* WHAT YOU NEED TO DO:
Repeat the full listing below verbatim and keep the images out.

* EXTRACTED DATA:
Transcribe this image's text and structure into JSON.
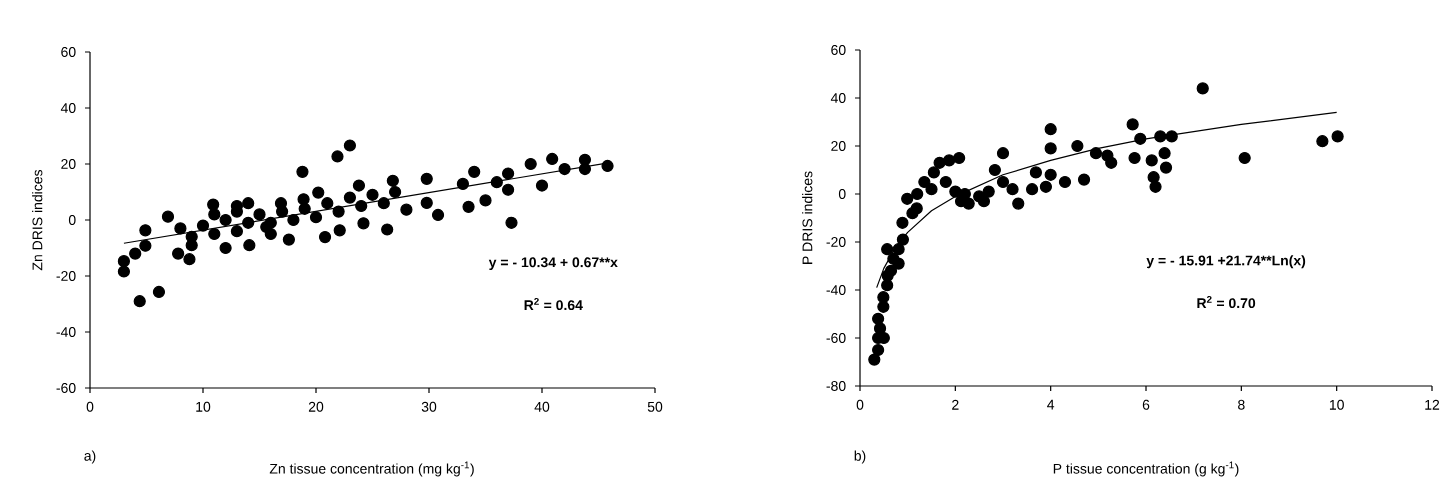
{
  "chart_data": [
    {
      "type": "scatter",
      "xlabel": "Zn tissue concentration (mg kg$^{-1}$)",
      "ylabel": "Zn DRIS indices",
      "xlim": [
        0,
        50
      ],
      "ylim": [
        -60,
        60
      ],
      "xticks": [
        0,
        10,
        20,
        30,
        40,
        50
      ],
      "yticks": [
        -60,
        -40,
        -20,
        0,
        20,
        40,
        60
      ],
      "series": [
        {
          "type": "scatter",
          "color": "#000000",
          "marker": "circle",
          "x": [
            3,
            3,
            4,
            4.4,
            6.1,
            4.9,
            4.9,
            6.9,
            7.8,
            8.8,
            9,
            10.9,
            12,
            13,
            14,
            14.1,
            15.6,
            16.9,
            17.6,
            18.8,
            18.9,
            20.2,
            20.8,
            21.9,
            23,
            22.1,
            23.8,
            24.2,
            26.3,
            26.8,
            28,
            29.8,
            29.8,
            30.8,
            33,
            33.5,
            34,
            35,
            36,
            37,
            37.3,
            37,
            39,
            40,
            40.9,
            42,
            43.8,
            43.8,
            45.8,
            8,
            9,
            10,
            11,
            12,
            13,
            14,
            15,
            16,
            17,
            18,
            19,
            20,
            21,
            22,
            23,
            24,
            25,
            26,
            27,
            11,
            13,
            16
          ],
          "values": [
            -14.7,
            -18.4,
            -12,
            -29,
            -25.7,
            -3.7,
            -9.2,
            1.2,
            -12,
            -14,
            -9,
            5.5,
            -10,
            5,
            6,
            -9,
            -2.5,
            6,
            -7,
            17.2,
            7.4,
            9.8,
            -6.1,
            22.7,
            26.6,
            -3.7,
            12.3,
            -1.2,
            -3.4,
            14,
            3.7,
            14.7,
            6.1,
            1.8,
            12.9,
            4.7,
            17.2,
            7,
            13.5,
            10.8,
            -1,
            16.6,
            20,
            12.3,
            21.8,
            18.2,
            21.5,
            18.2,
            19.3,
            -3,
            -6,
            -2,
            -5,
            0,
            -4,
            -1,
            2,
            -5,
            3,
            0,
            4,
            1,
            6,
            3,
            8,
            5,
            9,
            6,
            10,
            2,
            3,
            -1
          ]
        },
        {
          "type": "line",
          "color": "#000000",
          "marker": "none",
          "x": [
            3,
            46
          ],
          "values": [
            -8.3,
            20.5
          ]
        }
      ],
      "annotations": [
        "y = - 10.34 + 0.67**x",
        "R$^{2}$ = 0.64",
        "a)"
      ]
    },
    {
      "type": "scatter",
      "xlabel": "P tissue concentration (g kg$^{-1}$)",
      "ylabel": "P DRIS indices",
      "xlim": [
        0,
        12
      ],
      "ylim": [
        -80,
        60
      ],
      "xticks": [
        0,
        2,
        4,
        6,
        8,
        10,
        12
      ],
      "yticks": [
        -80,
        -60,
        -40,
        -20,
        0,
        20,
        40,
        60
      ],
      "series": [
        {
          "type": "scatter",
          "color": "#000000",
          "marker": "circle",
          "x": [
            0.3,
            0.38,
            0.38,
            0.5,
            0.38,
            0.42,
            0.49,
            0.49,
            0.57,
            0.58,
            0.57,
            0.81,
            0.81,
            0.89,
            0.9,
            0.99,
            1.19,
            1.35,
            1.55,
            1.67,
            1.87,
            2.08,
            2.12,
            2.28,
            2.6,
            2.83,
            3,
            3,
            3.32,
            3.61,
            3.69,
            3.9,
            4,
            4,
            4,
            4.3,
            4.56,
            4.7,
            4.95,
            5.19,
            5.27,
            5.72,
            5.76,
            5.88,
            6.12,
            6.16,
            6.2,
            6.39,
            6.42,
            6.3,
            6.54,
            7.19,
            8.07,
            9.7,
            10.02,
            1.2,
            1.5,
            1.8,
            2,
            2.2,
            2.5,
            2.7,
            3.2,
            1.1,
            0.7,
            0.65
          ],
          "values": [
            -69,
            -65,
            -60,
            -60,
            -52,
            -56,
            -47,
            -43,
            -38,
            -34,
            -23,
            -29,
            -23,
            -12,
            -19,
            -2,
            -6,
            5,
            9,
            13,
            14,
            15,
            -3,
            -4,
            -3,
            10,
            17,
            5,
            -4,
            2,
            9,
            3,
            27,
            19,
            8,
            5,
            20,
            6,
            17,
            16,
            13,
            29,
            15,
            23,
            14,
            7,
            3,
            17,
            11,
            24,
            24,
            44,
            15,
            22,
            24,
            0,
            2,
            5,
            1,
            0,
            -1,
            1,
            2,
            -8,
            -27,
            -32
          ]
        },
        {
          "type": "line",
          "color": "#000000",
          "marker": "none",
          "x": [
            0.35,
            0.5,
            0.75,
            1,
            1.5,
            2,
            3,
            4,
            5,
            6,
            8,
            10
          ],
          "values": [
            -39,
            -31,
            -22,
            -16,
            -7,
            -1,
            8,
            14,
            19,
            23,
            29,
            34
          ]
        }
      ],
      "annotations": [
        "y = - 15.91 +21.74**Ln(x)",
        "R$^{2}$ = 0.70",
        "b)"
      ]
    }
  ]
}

* RESULT FOR THIS EXERCISE:
Transcribe this image's text and structure into JSON.
{
  "chart_data": [
    {
      "type": "scatter",
      "xlabel": "Zn tissue concentration (mg kg$^{-1}$)",
      "ylabel": "Zn DRIS indices",
      "xlim": [
        0,
        50
      ],
      "ylim": [
        -60,
        60
      ],
      "xticks": [
        0,
        10,
        20,
        30,
        40,
        50
      ],
      "yticks": [
        -60,
        -40,
        -20,
        0,
        20,
        40,
        60
      ],
      "series": [
        {
          "type": "scatter",
          "color": "#000000",
          "marker": "circle",
          "x": [
            3,
            3,
            4,
            4.4,
            6.1,
            4.9,
            4.9,
            6.9,
            7.8,
            8.8,
            9,
            10.9,
            12,
            13,
            14,
            14.1,
            15.6,
            16.9,
            17.6,
            18.8,
            18.9,
            20.2,
            20.8,
            21.9,
            23,
            22.1,
            23.8,
            24.2,
            26.3,
            26.8,
            28,
            29.8,
            29.8,
            30.8,
            33,
            33.5,
            34,
            35,
            36,
            37,
            37.3,
            37,
            39,
            40,
            40.9,
            42,
            43.8,
            43.8,
            45.8,
            8,
            9,
            10,
            11,
            12,
            13,
            14,
            15,
            16,
            17,
            18,
            19,
            20,
            21,
            22,
            23,
            24,
            25,
            26,
            27,
            11,
            13,
            16
          ],
          "values": [
            -14.7,
            -18.4,
            -12,
            -29,
            -25.7,
            -3.7,
            -9.2,
            1.2,
            -12,
            -14,
            -9,
            5.5,
            -10,
            5,
            6,
            -9,
            -2.5,
            6,
            -7,
            17.2,
            7.4,
            9.8,
            -6.1,
            22.7,
            26.6,
            -3.7,
            12.3,
            -1.2,
            -3.4,
            14,
            3.7,
            14.7,
            6.1,
            1.8,
            12.9,
            4.7,
            17.2,
            7,
            13.5,
            10.8,
            -1,
            16.6,
            20,
            12.3,
            21.8,
            18.2,
            21.5,
            18.2,
            19.3,
            -3,
            -6,
            -2,
            -5,
            0,
            -4,
            -1,
            2,
            -5,
            3,
            0,
            4,
            1,
            6,
            3,
            8,
            5,
            9,
            6,
            10,
            2,
            3,
            -1
          ]
        },
        {
          "type": "line",
          "color": "#000000",
          "marker": "none",
          "x": [
            3,
            46
          ],
          "values": [
            -8.3,
            20.5
          ]
        }
      ],
      "annotations": [
        "y = - 10.34 + 0.67**x",
        "R$^{2}$ = 0.64",
        "a)"
      ]
    },
    {
      "type": "scatter",
      "xlabel": "P tissue concentration (g kg$^{-1}$)",
      "ylabel": "P DRIS indices",
      "xlim": [
        0,
        12
      ],
      "ylim": [
        -80,
        60
      ],
      "xticks": [
        0,
        2,
        4,
        6,
        8,
        10,
        12
      ],
      "yticks": [
        -80,
        -60,
        -40,
        -20,
        0,
        20,
        40,
        60
      ],
      "series": [
        {
          "type": "scatter",
          "color": "#000000",
          "marker": "circle",
          "x": [
            0.3,
            0.38,
            0.38,
            0.5,
            0.38,
            0.42,
            0.49,
            0.49,
            0.57,
            0.58,
            0.57,
            0.81,
            0.81,
            0.89,
            0.9,
            0.99,
            1.19,
            1.35,
            1.55,
            1.67,
            1.87,
            2.08,
            2.12,
            2.28,
            2.6,
            2.83,
            3,
            3,
            3.32,
            3.61,
            3.69,
            3.9,
            4,
            4,
            4,
            4.3,
            4.56,
            4.7,
            4.95,
            5.19,
            5.27,
            5.72,
            5.76,
            5.88,
            6.12,
            6.16,
            6.2,
            6.39,
            6.42,
            6.3,
            6.54,
            7.19,
            8.07,
            9.7,
            10.02,
            1.2,
            1.5,
            1.8,
            2,
            2.2,
            2.5,
            2.7,
            3.2,
            1.1,
            0.7,
            0.65
          ],
          "values": [
            -69,
            -65,
            -60,
            -60,
            -52,
            -56,
            -47,
            -43,
            -38,
            -34,
            -23,
            -29,
            -23,
            -12,
            -19,
            -2,
            -6,
            5,
            9,
            13,
            14,
            15,
            -3,
            -4,
            -3,
            10,
            17,
            5,
            -4,
            2,
            9,
            3,
            27,
            19,
            8,
            5,
            20,
            6,
            17,
            16,
            13,
            29,
            15,
            23,
            14,
            7,
            3,
            17,
            11,
            24,
            24,
            44,
            15,
            22,
            24,
            0,
            2,
            5,
            1,
            0,
            -1,
            1,
            2,
            -8,
            -27,
            -32
          ]
        },
        {
          "type": "line",
          "color": "#000000",
          "marker": "none",
          "x": [
            0.35,
            0.5,
            0.75,
            1,
            1.5,
            2,
            3,
            4,
            5,
            6,
            8,
            10
          ],
          "values": [
            -39,
            -31,
            -22,
            -16,
            -7,
            -1,
            8,
            14,
            19,
            23,
            29,
            34
          ]
        }
      ],
      "annotations": [
        "y = - 15.91 +21.74**Ln(x)",
        "R$^{2}$ = 0.70",
        "b)"
      ]
    }
  ]
}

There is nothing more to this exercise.